Find all lines in the listing that include the word "ratio", then copy them.

◆ **RECORDS SHOWN**:

◇ ◇ ◇ ◇ ◇

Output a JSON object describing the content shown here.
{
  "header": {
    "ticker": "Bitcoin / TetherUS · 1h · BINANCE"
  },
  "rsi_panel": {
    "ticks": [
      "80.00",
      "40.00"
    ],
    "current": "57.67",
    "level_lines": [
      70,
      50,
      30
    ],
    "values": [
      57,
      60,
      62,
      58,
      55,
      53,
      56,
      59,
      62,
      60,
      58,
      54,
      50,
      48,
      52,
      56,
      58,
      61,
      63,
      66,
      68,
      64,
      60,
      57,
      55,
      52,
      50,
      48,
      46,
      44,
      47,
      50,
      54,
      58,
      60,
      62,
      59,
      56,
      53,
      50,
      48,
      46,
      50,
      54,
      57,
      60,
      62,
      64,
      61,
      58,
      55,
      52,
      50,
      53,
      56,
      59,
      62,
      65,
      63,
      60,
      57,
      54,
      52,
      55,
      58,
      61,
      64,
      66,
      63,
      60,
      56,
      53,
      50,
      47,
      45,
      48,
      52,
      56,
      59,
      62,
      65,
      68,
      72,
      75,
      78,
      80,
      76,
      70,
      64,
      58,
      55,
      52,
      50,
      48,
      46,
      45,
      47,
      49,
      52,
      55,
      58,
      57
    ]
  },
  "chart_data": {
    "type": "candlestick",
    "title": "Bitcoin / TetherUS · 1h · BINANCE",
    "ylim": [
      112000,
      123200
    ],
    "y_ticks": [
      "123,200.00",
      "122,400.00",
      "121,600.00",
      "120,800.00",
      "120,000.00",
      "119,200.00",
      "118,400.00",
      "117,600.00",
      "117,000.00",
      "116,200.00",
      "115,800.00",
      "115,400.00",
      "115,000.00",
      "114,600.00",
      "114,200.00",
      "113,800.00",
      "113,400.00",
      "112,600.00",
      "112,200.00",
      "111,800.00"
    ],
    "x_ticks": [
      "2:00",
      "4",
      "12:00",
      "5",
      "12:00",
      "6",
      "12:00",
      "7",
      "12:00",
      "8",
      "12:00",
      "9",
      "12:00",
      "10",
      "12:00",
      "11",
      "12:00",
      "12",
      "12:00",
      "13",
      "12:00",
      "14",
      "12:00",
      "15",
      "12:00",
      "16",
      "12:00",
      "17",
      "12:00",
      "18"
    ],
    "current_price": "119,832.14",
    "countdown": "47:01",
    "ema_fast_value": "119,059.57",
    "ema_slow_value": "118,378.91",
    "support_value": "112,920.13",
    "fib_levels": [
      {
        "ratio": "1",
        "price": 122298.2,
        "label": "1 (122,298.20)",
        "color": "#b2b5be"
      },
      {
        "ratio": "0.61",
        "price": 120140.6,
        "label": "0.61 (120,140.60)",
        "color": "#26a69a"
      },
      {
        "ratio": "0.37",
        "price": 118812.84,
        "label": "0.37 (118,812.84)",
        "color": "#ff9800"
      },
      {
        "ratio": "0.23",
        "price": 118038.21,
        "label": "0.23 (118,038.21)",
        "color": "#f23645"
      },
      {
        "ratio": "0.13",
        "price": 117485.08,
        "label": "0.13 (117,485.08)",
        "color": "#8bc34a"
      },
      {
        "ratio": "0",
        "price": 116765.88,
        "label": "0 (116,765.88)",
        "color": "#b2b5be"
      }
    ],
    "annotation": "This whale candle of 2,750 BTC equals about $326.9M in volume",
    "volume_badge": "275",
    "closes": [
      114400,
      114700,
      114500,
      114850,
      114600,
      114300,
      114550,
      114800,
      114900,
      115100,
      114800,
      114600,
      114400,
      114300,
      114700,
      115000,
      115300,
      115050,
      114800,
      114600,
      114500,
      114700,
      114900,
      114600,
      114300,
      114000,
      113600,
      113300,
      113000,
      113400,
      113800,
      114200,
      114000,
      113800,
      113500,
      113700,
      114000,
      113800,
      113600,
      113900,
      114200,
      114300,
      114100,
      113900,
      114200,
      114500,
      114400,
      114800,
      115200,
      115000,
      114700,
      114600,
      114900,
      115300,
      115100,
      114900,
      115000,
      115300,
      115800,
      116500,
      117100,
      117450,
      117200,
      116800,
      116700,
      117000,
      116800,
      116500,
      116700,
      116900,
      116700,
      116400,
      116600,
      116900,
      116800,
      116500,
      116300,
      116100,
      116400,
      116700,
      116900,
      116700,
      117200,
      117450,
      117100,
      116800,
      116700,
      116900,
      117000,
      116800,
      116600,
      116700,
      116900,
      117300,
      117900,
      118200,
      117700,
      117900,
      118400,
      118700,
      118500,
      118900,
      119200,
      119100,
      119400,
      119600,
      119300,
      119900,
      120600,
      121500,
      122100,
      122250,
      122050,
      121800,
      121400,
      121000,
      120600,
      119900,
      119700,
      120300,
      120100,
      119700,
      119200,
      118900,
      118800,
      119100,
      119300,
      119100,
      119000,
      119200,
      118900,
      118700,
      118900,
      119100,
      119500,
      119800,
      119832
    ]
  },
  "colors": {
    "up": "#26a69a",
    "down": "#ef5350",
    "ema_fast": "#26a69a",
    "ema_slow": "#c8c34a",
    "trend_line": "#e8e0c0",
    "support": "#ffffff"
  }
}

◇ ◇ ◇ ◇ ◇

◆ **EXERCISE RESPONSE**:
        "ratio": "1",
        "ratio": "0.61",
        "ratio": "0.37",
        "ratio": "0.23",
        "ratio": "0.13",
        "ratio": "0",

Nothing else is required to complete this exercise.